## WHAT IS ASKED:
Each line should be copied exactly.

[Start]

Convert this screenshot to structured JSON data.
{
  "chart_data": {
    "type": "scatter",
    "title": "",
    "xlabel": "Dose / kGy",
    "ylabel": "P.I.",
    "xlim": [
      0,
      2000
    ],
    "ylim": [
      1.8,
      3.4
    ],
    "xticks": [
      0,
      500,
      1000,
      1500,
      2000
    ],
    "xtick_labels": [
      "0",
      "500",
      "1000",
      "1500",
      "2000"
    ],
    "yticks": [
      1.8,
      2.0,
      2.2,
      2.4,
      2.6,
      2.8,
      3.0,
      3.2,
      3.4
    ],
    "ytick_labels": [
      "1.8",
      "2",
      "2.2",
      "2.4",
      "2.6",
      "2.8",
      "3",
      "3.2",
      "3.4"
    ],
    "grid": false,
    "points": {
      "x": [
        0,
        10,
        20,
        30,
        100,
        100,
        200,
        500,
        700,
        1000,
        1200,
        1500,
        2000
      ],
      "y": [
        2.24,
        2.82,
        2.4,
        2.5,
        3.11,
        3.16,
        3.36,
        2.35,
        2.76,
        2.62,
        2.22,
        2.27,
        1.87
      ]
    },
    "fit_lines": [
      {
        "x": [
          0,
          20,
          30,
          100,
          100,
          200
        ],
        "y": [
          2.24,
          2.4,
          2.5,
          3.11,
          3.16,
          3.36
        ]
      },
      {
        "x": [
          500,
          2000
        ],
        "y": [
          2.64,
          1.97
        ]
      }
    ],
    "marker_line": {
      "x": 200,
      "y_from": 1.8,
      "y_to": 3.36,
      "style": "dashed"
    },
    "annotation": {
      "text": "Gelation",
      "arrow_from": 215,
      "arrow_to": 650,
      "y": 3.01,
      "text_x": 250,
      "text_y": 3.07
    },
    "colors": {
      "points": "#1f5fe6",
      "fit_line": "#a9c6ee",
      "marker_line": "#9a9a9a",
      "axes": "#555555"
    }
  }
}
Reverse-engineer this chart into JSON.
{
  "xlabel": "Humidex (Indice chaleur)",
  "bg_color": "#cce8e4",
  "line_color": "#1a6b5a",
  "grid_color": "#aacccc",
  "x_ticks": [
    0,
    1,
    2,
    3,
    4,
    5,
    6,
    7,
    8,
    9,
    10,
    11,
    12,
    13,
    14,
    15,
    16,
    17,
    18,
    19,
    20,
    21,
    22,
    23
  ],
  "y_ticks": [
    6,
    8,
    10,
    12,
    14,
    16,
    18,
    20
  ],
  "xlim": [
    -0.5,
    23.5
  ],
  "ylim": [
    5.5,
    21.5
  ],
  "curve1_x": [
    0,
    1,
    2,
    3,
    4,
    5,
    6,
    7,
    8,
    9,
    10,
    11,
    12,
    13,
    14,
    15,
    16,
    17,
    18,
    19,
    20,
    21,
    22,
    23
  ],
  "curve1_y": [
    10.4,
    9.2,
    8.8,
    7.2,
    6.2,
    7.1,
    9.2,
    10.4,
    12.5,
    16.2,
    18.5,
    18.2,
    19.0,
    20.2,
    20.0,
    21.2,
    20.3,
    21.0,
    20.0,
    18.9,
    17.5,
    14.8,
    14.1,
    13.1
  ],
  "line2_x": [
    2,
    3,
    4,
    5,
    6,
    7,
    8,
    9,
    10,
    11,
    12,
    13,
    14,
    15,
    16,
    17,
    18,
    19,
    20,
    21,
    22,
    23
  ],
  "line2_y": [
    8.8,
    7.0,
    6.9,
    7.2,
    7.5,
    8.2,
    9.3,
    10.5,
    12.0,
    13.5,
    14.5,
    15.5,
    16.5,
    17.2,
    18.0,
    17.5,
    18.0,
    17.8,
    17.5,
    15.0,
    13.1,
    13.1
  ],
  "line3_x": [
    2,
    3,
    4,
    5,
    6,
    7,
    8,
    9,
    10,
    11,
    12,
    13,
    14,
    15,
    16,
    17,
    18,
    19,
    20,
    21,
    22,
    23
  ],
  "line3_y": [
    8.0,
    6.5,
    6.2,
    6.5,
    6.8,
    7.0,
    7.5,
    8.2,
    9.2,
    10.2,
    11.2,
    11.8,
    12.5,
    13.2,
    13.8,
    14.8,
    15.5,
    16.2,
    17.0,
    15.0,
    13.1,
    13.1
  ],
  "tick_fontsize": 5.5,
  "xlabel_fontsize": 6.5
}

[End]

## CORRECT ANSWER:
Convert this screenshot to structured JSON data.
{
  "chart_data": {
    "type": "scatter",
    "title": "",
    "xlabel": "Dose / kGy",
    "ylabel": "P.I.",
    "xlim": [
      0,
      2000
    ],
    "ylim": [
      1.8,
      3.4
    ],
    "xticks": [
      0,
      500,
      1000,
      1500,
      2000
    ],
    "xtick_labels": [
      "0",
      "500",
      "1000",
      "1500",
      "2000"
    ],
    "yticks": [
      1.8,
      2.0,
      2.2,
      2.4,
      2.6,
      2.8,
      3.0,
      3.2,
      3.4
    ],
    "ytick_labels": [
      "1.8",
      "2",
      "2.2",
      "2.4",
      "2.6",
      "2.8",
      "3",
      "3.2",
      "3.4"
    ],
    "grid": false,
    "points": {
      "x": [
        0,
        10,
        20,
        30,
        100,
        100,
        200,
        500,
        700,
        1000,
        1200,
        1500,
        2000
      ],
      "y": [
        2.24,
        2.82,
        2.4,
        2.5,
        3.11,
        3.16,
        3.36,
        2.35,
        2.76,
        2.62,
        2.22,
        2.27,
        1.87
      ]
    },
    "fit_lines": [
      {
        "x": [
          0,
          20,
          30,
          100,
          100,
          200
        ],
        "y": [
          2.24,
          2.4,
          2.5,
          3.11,
          3.16,
          3.36
        ]
      },
      {
        "x": [
          500,
          2000
        ],
        "y": [
          2.64,
          1.97
        ]
      }
    ],
    "marker_line": {
      "x": 200,
      "y_from": 1.8,
      "y_to": 3.36,
      "style": "dashed"
    },
    "annotation": {
      "text": "Gelation",
      "arrow_from": 215,
      "arrow_to": 650,
      "y": 3.01,
      "text_x": 250,
      "text_y": 3.07
    },
    "colors": {
      "points": "#1f5fe6",
      "fit_line": "#a9c6ee",
      "marker_line": "#9a9a9a",
      "axes": "#555555"
    }
  }
}
Reverse-engineer this chart into JSON.
{
  "xlabel": "Humidex (Indice chaleur)",
  "bg_color": "#cce8e4",
  "line_color": "#1a6b5a",
  "grid_color": "#aacccc",
  "x_ticks": [
    0,
    1,
    2,
    3,
    4,
    5,
    6,
    7,
    8,
    9,
    10,
    11,
    12,
    13,
    14,
    15,
    16,
    17,
    18,
    19,
    20,
    21,
    22,
    23
  ],
  "y_ticks": [
    6,
    8,
    10,
    12,
    14,
    16,
    18,
    20
  ],
  "xlim": [
    -0.5,
    23.5
  ],
  "ylim": [
    5.5,
    21.5
  ],
  "curve1_x": [
    0,
    1,
    2,
    3,
    4,
    5,
    6,
    7,
    8,
    9,
    10,
    11,
    12,
    13,
    14,
    15,
    16,
    17,
    18,
    19,
    20,
    21,
    22,
    23
  ],
  "curve1_y": [
    10.4,
    9.2,
    8.8,
    7.2,
    6.2,
    7.1,
    9.2,
    10.4,
    12.5,
    16.2,
    18.5,
    18.2,
    19.0,
    20.2,
    20.0,
    21.2,
    20.3,
    21.0,
    20.0,
    18.9,
    17.5,
    14.8,
    14.1,
    13.1
  ],
  "line2_x": [
    2,
    3,
    4,
    5,
    6,
    7,
    8,
    9,
    10,
    11,
    12,
    13,
    14,
    15,
    16,
    17,
    18,
    19,
    20,
    21,
    22,
    23
  ],
  "line2_y": [
    8.8,
    7.0,
    6.9,
    7.2,
    7.5,
    8.2,
    9.3,
    10.5,
    12.0,
    13.5,
    14.5,
    15.5,
    16.5,
    17.2,
    18.0,
    17.5,
    18.0,
    17.8,
    17.5,
    15.0,
    13.1,
    13.1
  ],
  "line3_x": [
    2,
    3,
    4,
    5,
    6,
    7,
    8,
    9,
    10,
    11,
    12,
    13,
    14,
    15,
    16,
    17,
    18,
    19,
    20,
    21,
    22,
    23
  ],
  "line3_y": [
    8.0,
    6.5,
    6.2,
    6.5,
    6.8,
    7.0,
    7.5,
    8.2,
    9.2,
    10.2,
    11.2,
    11.8,
    12.5,
    13.2,
    13.8,
    14.8,
    15.5,
    16.2,
    17.0,
    15.0,
    13.1,
    13.1
  ],
  "tick_fontsize": 5.5,
  "xlabel_fontsize": 6.5
}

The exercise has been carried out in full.